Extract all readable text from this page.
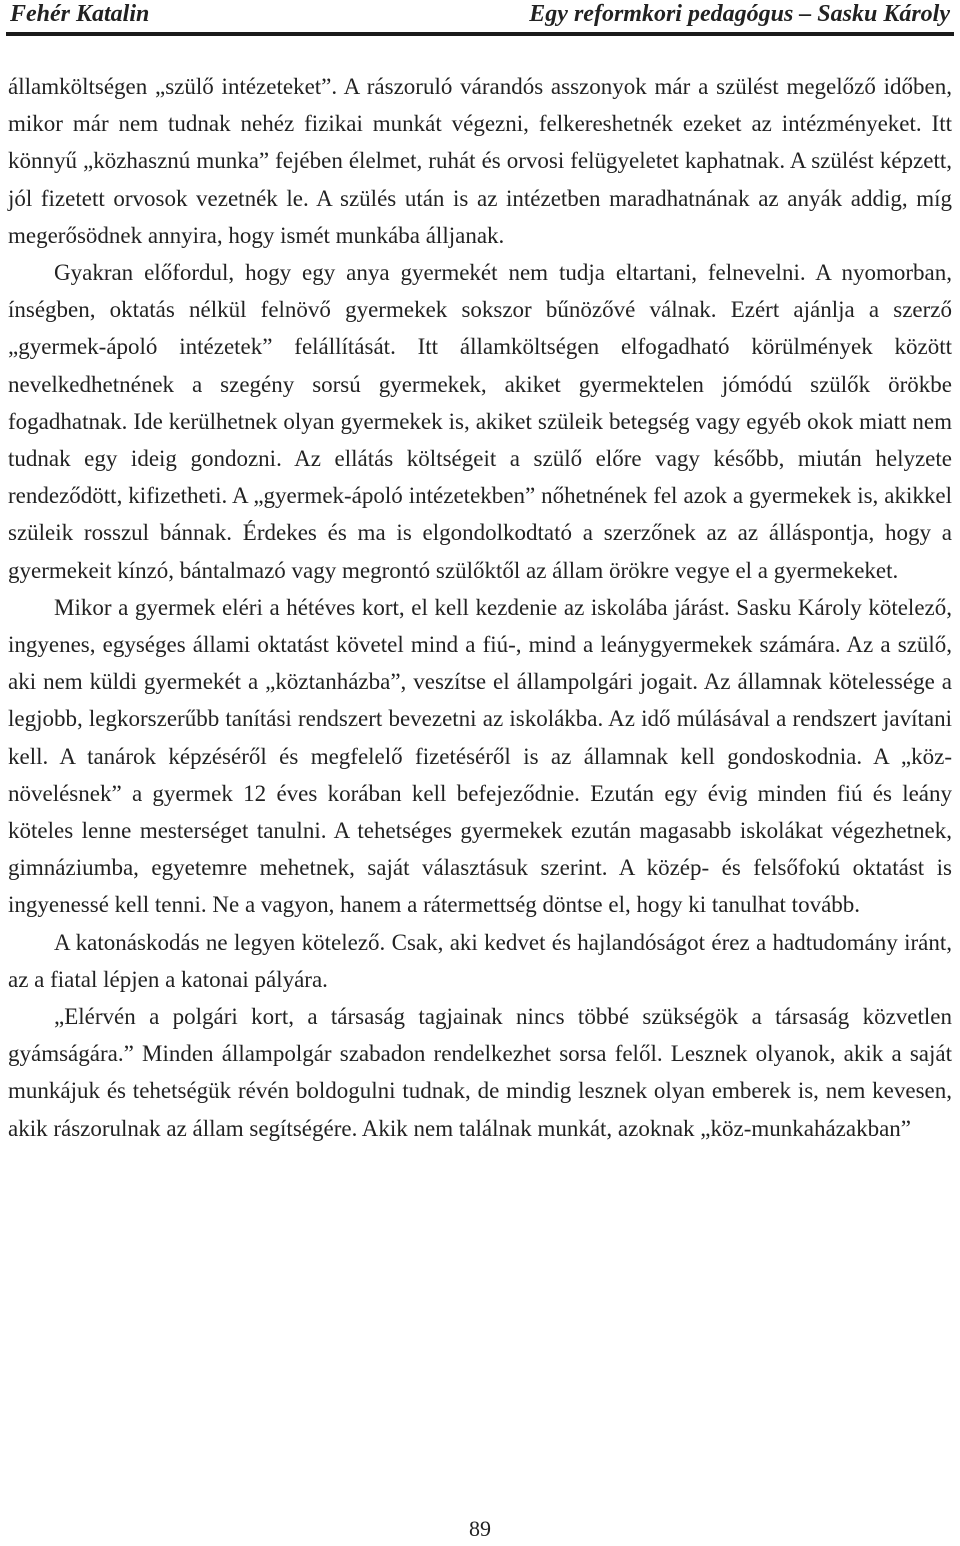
Fehér Katalin	Egy reformkori pedagógus – Sasku Károly

államköltségen „szülő intézeteket”. A rászoruló várandós asszonyok már a szülést megelőző időben, mikor már nem tudnak nehéz fizikai munkát végezni, felkereshetnék ezeket az intézményeket. Itt könnyű „közhasznú munka” fejében élelmet, ruhát és orvosi felügyeletet kaphatnak. A szülést képzett, jól fizetett orvosok vezetnék le. A szülés után is az intézetben maradhatnának az anyák addig, míg megerősödnek annyira, hogy ismét munkába álljanak.

Gyakran előfordul, hogy egy anya gyermekét nem tudja eltartani, felnevelni. A nyomorban, ínségben, oktatás nélkül felnövő gyermekek sokszor bűnözővé válnak. Ezért ajánlja a szerző „gyermek-ápoló intézetek” felállítását. Itt államköltségen elfogadható körülmények között nevelkedhetnének a szegény sorsú gyermekek, akiket gyermektelen jómódú szülők örökbe fogadhatnak. Ide kerülhetnek olyan gyermekek is, akiket szüleik betegség vagy egyéb okok miatt nem tudnak egy ideig gondozni. Az ellátás költségeit a szülő előre vagy később, miután helyzete rendeződött, kifizetheti. A „gyermek-ápoló intézetekben” nőhetnének fel azok a gyermekek is, akikkel szüleik rosszul bánnak. Érdekes és ma is elgondolkodtató a szerzőnek az az álláspontja, hogy a gyermekeit kínzó, bántalmazó vagy megrontó szülőktől az állam örökre vegye el a gyermekeket.

Mikor a gyermek eléri a hétéves kort, el kell kezdenie az iskolába járást. Sasku Károly kötelező, ingyenes, egységes állami oktatást követel mind a fiú-, mind a leánygyermekek számára. Az a szülő, aki nem küldi gyermekét a „köztanházba”, veszítse el állampolgári jogait. Az államnak kötelessége a legjobb, legkorszerűbb tanítási rendszert bevezetni az iskolákba. Az idő múlásával a rendszert javítani kell. A tanárok képzéséről és megfelelő fizetéséről is az államnak kell gondoskodnia. A „köz-növelésnek” a gyermek 12 éves korában kell befejeződnie. Ezután egy évig minden fiú és leány köteles lenne mesterséget tanulni. A tehetséges gyermekek ezután magasabb iskolákat végezhetnek, gimnáziumba, egyetemre mehetnek, saját választásuk szerint. A közép- és felsőfokú oktatást is ingyenessé kell tenni. Ne a vagyon, hanem a rátermettség döntse el, hogy ki tanulhat tovább.

A katonáskodás ne legyen kötelező. Csak, aki kedvet és hajlandóságot érez a hadtudomány iránt, az a fiatal lépjen a katonai pályára.

„Elérvén a polgári kort, a társaság tagjainak nincs többé szükségök a társaság közvetlen gyámságára.” Minden állampolgár szabadon rendelkezhet sorsa felől. Lesznek olyanok, akik a saját munkájuk és tehetségük révén boldogulni tudnak, de mindig lesznek olyan emberek is, nem kevesen, akik rászorulnak az állam segítségére. Akik nem találnak munkát, azoknak „köz-munkaházakban”

89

_ _ _ _

*EXERCISE INSTRUCTIONS:*
Your task is to repeat the material above exactly, without its pictures.

*COMPLETE OUTPUT:*
Extract all readable text from this page.
Fehér Katalin	Egy reformkori pedagógus – Sasku Károly

államköltségen „szülő intézeteket”. A rászoruló várandós asszonyok már a szülést megelőző időben, mikor már nem tudnak nehéz fizikai munkát végezni, felkereshetnék ezeket az intézményeket. Itt könnyű „közhasznú munka” fejében élelmet, ruhát és orvosi felügyeletet kaphatnak. A szülést képzett, jól fizetett orvosok vezetnék le. A szülés után is az intézetben maradhatnának az anyák addig, míg megerősödnek annyira, hogy ismét munkába álljanak.

Gyakran előfordul, hogy egy anya gyermekét nem tudja eltartani, felnevelni. A nyomorban, ínségben, oktatás nélkül felnövő gyermekek sokszor bűnözővé válnak. Ezért ajánlja a szerző „gyermek-ápoló intézetek” felállítását. Itt államköltségen elfogadható körülmények között nevelkedhetnének a szegény sorsú gyermekek, akiket gyermektelen jómódú szülők örökbe fogadhatnak. Ide kerülhetnek olyan gyermekek is, akiket szüleik betegség vagy egyéb okok miatt nem tudnak egy ideig gondozni. Az ellátás költségeit a szülő előre vagy később, miután helyzete rendeződött, kifizetheti. A „gyermek-ápoló intézetekben” nőhetnének fel azok a gyermekek is, akikkel szüleik rosszul bánnak. Érdekes és ma is elgondolkodtató a szerzőnek az az álláspontja, hogy a gyermekeit kínzó, bántalmazó vagy megrontó szülőktől az állam örökre vegye el a gyermekeket.

Mikor a gyermek eléri a hétéves kort, el kell kezdenie az iskolába járást. Sasku Károly kötelező, ingyenes, egységes állami oktatást követel mind a fiú-, mind a leánygyermekek számára. Az a szülő, aki nem küldi gyermekét a „köztanházba”, veszítse el állampolgári jogait. Az államnak kötelessége a legjobb, legkorszerűbb tanítási rendszert bevezetni az iskolákba. Az idő múlásával a rendszert javítani kell. A tanárok képzéséről és megfelelő fizetéséről is az államnak kell gondoskodnia. A „köz-növelésnek” a gyermek 12 éves korában kell befejeződnie. Ezután egy évig minden fiú és leány köteles lenne mesterséget tanulni. A tehetséges gyermekek ezután magasabb iskolákat végezhetnek, gimnáziumba, egyetemre mehetnek, saját választásuk szerint. A közép- és felsőfokú oktatást is ingyenessé kell tenni. Ne a vagyon, hanem a rátermettség döntse el, hogy ki tanulhat tovább.

A katonáskodás ne legyen kötelező. Csak, aki kedvet és hajlandóságot érez a hadtudomány iránt, az a fiatal lépjen a katonai pályára.

„Elérvén a polgári kort, a társaság tagjainak nincs többé szükségök a társaság közvetlen gyámságára.” Minden állampolgár szabadon rendelkezhet sorsa felől. Lesznek olyanok, akik a saját munkájuk és tehetségük révén boldogulni tudnak, de mindig lesznek olyan emberek is, nem kevesen, akik rászorulnak az állam segítségére. Akik nem találnak munkát, azoknak „köz-munkaházakban”

89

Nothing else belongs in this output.